» **EXERCISE PROMPT**:
Where a line of the material contains the string "神秘资金选股X", copy that line.

» **Data excerpts**:
* START *

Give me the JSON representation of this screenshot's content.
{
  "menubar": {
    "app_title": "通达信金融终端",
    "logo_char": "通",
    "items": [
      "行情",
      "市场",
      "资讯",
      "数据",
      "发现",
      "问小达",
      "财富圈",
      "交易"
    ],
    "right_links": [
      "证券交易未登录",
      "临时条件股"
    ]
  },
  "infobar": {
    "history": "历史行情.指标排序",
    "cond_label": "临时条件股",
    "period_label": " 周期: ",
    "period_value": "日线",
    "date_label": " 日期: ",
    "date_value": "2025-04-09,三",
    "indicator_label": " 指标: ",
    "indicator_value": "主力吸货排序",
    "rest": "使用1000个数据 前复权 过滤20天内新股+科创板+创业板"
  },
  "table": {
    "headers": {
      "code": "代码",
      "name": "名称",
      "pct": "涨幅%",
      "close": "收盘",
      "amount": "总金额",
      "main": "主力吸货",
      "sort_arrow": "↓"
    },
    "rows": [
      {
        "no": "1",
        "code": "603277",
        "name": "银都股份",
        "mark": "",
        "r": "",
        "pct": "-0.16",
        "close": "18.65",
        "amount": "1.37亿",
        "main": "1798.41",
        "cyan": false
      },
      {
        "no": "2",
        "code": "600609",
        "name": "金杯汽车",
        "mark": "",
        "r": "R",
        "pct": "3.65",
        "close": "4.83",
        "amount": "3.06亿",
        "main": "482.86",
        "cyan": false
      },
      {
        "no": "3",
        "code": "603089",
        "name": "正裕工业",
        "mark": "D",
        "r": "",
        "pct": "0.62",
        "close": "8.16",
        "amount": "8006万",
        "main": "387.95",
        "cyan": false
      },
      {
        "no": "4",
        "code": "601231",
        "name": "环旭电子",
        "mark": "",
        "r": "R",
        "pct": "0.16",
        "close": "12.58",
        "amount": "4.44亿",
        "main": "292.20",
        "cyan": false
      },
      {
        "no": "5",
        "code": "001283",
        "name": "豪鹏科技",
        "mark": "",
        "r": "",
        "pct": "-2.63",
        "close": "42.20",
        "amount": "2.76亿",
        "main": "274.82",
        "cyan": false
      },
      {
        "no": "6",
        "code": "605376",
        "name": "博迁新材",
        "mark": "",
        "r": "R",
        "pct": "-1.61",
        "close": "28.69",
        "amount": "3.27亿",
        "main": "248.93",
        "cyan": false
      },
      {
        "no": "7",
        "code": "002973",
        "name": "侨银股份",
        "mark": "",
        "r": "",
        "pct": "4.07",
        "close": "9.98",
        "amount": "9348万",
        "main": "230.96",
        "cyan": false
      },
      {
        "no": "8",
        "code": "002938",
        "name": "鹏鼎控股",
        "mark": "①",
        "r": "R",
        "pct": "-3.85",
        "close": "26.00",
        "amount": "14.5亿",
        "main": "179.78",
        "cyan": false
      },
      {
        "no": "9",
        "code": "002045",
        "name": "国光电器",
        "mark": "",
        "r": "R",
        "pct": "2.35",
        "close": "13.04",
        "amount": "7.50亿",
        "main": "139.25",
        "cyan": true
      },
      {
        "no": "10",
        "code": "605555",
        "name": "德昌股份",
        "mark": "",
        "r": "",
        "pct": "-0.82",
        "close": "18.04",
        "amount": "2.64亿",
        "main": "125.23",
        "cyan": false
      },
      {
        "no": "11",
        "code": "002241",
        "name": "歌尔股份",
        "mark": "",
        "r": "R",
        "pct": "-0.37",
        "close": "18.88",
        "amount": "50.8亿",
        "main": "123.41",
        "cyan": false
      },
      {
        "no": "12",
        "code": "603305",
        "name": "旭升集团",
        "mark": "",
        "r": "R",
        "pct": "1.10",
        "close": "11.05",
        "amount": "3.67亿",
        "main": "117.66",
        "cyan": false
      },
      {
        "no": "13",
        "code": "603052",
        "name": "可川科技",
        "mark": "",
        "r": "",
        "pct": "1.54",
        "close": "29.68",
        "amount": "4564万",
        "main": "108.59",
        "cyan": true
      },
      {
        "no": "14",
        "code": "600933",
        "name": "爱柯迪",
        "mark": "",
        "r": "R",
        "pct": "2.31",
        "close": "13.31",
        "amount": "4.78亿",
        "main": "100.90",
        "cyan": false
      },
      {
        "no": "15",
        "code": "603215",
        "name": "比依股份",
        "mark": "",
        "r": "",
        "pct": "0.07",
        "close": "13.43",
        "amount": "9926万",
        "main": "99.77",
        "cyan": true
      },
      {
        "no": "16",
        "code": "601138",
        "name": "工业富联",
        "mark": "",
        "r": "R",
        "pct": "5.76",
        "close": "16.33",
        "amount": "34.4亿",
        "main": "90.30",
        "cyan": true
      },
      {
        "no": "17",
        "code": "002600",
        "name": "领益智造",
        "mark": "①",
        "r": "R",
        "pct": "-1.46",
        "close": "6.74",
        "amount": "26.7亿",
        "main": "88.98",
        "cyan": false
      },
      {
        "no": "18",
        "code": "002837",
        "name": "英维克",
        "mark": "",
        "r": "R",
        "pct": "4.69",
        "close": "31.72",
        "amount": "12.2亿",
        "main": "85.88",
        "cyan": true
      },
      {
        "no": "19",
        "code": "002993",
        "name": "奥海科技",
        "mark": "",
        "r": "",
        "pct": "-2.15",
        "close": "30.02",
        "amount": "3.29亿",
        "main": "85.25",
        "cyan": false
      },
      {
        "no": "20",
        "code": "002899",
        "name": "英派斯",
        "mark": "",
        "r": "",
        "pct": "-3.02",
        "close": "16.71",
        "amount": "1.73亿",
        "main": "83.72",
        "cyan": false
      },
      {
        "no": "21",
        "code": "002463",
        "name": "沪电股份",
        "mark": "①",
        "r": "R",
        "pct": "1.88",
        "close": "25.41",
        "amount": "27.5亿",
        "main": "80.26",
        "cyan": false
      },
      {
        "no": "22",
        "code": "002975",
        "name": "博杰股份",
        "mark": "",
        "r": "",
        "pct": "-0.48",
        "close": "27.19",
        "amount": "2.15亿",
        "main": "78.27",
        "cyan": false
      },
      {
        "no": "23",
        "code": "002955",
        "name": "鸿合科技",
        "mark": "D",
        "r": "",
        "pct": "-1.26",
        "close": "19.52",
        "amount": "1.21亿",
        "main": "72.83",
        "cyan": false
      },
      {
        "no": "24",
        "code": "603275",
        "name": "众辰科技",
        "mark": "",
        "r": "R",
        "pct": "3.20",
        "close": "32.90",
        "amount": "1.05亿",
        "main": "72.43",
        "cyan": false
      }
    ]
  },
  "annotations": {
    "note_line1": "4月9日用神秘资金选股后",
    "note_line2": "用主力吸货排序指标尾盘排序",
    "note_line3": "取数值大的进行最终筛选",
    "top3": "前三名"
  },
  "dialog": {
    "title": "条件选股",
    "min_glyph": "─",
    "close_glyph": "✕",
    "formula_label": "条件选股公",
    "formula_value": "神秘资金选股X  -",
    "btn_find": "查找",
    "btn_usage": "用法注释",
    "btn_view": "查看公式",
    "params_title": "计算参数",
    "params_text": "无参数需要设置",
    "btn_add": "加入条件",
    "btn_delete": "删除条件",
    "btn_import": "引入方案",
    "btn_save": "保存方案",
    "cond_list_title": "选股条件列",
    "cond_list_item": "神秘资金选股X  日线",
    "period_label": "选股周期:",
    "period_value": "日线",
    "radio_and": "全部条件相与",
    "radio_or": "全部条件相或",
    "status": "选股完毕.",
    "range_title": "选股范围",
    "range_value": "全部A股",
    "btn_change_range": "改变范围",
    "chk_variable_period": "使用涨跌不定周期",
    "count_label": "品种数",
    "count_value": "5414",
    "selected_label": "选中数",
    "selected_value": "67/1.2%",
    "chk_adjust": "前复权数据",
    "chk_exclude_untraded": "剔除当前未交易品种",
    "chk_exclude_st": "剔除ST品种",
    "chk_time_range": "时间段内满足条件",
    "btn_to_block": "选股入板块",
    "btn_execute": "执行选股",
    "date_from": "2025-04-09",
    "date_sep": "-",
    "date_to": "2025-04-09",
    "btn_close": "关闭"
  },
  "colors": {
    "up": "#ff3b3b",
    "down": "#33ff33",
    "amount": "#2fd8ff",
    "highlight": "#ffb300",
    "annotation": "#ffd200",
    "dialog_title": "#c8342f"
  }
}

* END *

» **TASK SOLUTION**:
    "formula_value": "神秘资金选股X  -",
    "cond_list_item": "神秘资金选股X  日线",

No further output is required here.